Direction.
Return every line of the records below verbatim, with nothing altered.

Region boundary data
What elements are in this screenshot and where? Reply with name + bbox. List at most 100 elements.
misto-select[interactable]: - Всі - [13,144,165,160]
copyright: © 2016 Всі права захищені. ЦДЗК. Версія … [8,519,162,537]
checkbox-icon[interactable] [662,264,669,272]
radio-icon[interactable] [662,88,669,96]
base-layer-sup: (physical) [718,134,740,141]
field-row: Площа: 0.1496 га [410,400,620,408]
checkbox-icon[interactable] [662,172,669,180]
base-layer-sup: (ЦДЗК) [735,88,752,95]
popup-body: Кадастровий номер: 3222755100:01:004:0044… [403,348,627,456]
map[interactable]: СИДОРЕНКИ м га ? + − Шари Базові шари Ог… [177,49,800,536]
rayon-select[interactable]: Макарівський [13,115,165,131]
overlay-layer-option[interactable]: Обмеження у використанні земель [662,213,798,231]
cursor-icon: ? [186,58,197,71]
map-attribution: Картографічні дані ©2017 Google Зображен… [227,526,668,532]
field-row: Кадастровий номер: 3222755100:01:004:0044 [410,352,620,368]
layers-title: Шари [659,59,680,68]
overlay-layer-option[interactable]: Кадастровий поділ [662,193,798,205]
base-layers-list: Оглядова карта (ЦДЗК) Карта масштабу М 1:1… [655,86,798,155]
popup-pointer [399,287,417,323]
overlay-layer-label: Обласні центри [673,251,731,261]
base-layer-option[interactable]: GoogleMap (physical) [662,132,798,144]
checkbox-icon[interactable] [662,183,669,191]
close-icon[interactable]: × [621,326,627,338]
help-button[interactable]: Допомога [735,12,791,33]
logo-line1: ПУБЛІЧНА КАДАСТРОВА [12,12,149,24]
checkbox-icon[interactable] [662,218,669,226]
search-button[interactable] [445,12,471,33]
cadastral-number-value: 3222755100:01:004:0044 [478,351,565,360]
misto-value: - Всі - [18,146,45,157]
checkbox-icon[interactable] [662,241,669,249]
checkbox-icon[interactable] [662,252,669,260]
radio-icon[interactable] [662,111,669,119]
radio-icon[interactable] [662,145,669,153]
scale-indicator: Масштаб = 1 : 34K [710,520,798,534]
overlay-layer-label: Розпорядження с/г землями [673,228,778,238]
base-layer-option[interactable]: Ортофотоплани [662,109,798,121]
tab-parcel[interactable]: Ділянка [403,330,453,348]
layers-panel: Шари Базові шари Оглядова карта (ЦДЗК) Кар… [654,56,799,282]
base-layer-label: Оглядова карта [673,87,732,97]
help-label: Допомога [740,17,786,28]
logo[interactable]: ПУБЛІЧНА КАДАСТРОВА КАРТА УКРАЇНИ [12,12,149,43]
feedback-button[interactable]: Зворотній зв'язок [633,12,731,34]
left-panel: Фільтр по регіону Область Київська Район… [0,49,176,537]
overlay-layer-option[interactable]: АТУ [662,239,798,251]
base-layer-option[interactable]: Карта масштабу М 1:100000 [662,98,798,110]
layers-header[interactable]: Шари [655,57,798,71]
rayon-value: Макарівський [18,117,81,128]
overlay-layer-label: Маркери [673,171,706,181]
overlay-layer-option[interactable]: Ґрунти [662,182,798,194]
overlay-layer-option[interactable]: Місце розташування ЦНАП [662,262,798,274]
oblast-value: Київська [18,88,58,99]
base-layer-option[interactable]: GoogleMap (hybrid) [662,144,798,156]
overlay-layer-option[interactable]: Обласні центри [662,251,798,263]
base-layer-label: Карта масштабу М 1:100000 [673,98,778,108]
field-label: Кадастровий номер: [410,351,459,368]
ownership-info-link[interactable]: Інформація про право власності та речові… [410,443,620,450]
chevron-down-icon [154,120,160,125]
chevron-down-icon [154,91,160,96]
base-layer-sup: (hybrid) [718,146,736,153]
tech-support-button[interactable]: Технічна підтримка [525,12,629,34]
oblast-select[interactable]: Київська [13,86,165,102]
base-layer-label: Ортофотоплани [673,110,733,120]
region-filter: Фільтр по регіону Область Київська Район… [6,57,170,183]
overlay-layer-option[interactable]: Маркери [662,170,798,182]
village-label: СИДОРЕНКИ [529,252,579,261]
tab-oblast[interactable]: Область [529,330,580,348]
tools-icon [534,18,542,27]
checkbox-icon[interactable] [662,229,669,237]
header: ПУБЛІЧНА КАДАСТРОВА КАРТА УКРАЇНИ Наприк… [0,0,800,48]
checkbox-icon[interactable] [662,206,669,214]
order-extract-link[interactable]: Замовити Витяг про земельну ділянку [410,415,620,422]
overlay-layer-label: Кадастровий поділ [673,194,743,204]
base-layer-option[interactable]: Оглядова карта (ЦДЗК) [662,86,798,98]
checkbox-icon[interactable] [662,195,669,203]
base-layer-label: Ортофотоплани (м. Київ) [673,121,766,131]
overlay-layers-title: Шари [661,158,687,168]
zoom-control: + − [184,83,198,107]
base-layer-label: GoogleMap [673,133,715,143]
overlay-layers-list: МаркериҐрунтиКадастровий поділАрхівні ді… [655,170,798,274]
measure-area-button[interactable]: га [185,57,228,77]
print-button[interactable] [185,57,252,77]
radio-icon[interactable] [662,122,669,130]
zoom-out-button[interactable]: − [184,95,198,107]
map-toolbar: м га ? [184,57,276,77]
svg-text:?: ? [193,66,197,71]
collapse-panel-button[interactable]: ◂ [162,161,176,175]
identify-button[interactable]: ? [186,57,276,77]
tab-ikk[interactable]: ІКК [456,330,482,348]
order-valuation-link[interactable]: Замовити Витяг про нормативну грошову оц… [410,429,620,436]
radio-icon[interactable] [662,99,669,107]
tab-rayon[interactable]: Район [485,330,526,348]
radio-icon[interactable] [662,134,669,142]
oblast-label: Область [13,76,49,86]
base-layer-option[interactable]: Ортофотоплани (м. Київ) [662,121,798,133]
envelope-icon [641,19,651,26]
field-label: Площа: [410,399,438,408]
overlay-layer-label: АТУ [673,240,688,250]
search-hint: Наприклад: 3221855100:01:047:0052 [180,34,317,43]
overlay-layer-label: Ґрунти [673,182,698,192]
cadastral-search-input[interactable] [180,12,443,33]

Finished answer.
What elements are in this screenshot and where? Reply with name + bbox. List at most 100 elements.
misto-select[interactable]: - Всі - [13,144,165,160]
copyright: © 2016 Всі права захищені. ЦДЗК. Версія … [8,519,162,537]
checkbox-icon[interactable] [662,264,669,272]
radio-icon[interactable] [662,88,669,96]
base-layer-sup: (physical) [718,134,740,141]
field-row: Площа: 0.1496 га [410,400,620,408]
checkbox-icon[interactable] [662,172,669,180]
base-layer-sup: (ЦДЗК) [735,88,752,95]
popup-body: Кадастровий номер: 3222755100:01:004:0044… [403,348,627,456]
map[interactable]: СИДОРЕНКИ м га ? + − Шари Базові шари Ог… [177,49,800,536]
rayon-select[interactable]: Макарівський [13,115,165,131]
overlay-layer-option[interactable]: Обмеження у використанні земель [662,213,798,231]
cursor-icon: ? [186,58,197,71]
map-attribution: Картографічні дані ©2017 Google Зображен… [227,526,668,532]
field-row: Кадастровий номер: 3222755100:01:004:0044 [410,352,620,368]
layers-title: Шари [659,59,680,68]
overlay-layer-option[interactable]: Кадастровий поділ [662,193,798,205]
base-layers-list: Оглядова карта (ЦДЗК) Карта масштабу М 1:1… [655,86,798,155]
popup-pointer [399,287,417,323]
overlay-layer-label: Обласні центри [673,251,731,261]
base-layer-option[interactable]: GoogleMap (physical) [662,132,798,144]
checkbox-icon[interactable] [662,183,669,191]
close-icon[interactable]: × [621,326,627,338]
help-button[interactable]: Допомога [735,12,791,33]
logo-line1: ПУБЛІЧНА КАДАСТРОВА [12,12,149,24]
checkbox-icon[interactable] [662,218,669,226]
search-button[interactable] [445,12,471,33]
cadastral-number-value: 3222755100:01:004:0044 [478,351,565,360]
misto-value: - Всі - [18,146,45,157]
checkbox-icon[interactable] [662,241,669,249]
checkbox-icon[interactable] [662,252,669,260]
radio-icon[interactable] [662,111,669,119]
radio-icon[interactable] [662,145,669,153]
scale-indicator: Масштаб = 1 : 34K [710,520,798,534]
overlay-layer-label: Розпорядження с/г землями [673,228,778,238]
base-layer-option[interactable]: Ортофотоплани [662,109,798,121]
tab-parcel[interactable]: Ділянка [403,330,453,348]
layers-panel: Шари Базові шари Оглядова карта (ЦДЗК) Кар… [654,56,799,282]
base-layer-label: Оглядова карта [673,87,732,97]
help-label: Допомога [740,17,786,28]
logo[interactable]: ПУБЛІЧНА КАДАСТРОВА КАРТА УКРАЇНИ [12,12,149,43]
feedback-button[interactable]: Зворотній зв'язок [633,12,731,34]
left-panel: Фільтр по регіону Область Київська Район… [0,49,176,537]
overlay-layer-option[interactable]: АТУ [662,239,798,251]
base-layer-option[interactable]: Карта масштабу М 1:100000 [662,98,798,110]
layers-header[interactable]: Шари [655,57,798,71]
rayon-value: Макарівський [18,117,81,128]
overlay-layer-label: Маркери [673,171,706,181]
overlay-layer-option[interactable]: Ґрунти [662,182,798,194]
overlay-layer-option[interactable]: Місце розташування ЦНАП [662,262,798,274]
oblast-value: Київська [18,88,58,99]
base-layer-option[interactable]: GoogleMap (hybrid) [662,144,798,156]
overlay-layer-option[interactable]: Обласні центри [662,251,798,263]
base-layer-label: Карта масштабу М 1:100000 [673,98,778,108]
field-label: Кадастровий номер: [410,351,459,368]
ownership-info-link[interactable]: Інформація про право власності та речові… [410,443,620,450]
chevron-down-icon [154,120,160,125]
chevron-down-icon [154,91,160,96]
base-layer-sup: (hybrid) [718,146,736,153]
tech-support-button[interactable]: Технічна підтримка [525,12,629,34]
oblast-select[interactable]: Київська [13,86,165,102]
base-layer-label: Ортофотоплани [673,110,733,120]
region-filter: Фільтр по регіону Область Київська Район… [6,57,170,183]
overlay-layer-option[interactable]: Маркери [662,170,798,182]
village-label: СИДОРЕНКИ [529,252,579,261]
tab-oblast[interactable]: Область [529,330,580,348]
tools-icon [534,18,542,27]
checkbox-icon[interactable] [662,229,669,237]
header: ПУБЛІЧНА КАДАСТРОВА КАРТА УКРАЇНИ Наприк… [0,0,800,48]
checkbox-icon[interactable] [662,206,669,214]
order-extract-link[interactable]: Замовити Витяг про земельну ділянку [410,415,620,422]
overlay-layer-label: Кадастровий поділ [673,194,743,204]
base-layer-option[interactable]: Оглядова карта (ЦДЗК) [662,86,798,98]
checkbox-icon[interactable] [662,195,669,203]
base-layer-label: Ортофотоплани (м. Київ) [673,121,766,131]
overlay-layers-title: Шари [661,158,687,168]
zoom-control: + − [184,83,198,107]
base-layer-label: GoogleMap [673,133,715,143]
overlay-layers-list: МаркериҐрунтиКадастровий поділАрхівні ді… [655,170,798,274]
measure-area-button[interactable]: га [185,57,228,77]
print-button[interactable] [185,57,252,77]
radio-icon[interactable] [662,122,669,130]
zoom-out-button[interactable]: − [184,95,198,107]
map-toolbar: м га ? [184,57,276,77]
svg-text:?: ? [193,66,197,71]
collapse-panel-button[interactable]: ◂ [162,161,176,175]
identify-button[interactable]: ? [186,57,276,77]
tab-ikk[interactable]: ІКК [456,330,482,348]
order-valuation-link[interactable]: Замовити Витяг про нормативну грошову оц… [410,429,620,436]
radio-icon[interactable] [662,99,669,107]
tab-rayon[interactable]: Район [485,330,526,348]
radio-icon[interactable] [662,134,669,142]
oblast-label: Область [13,76,49,86]
base-layer-option[interactable]: Ортофотоплани (м. Київ) [662,121,798,133]
envelope-icon [641,19,651,26]
field-label: Площа: [410,399,438,408]
overlay-layer-label: АТУ [673,240,688,250]
search-hint: Наприклад: 3221855100:01:047:0052 [180,34,317,43]
overlay-layer-label: Ґрунти [673,182,698,192]
cadastral-search-input[interactable] [180,12,443,33]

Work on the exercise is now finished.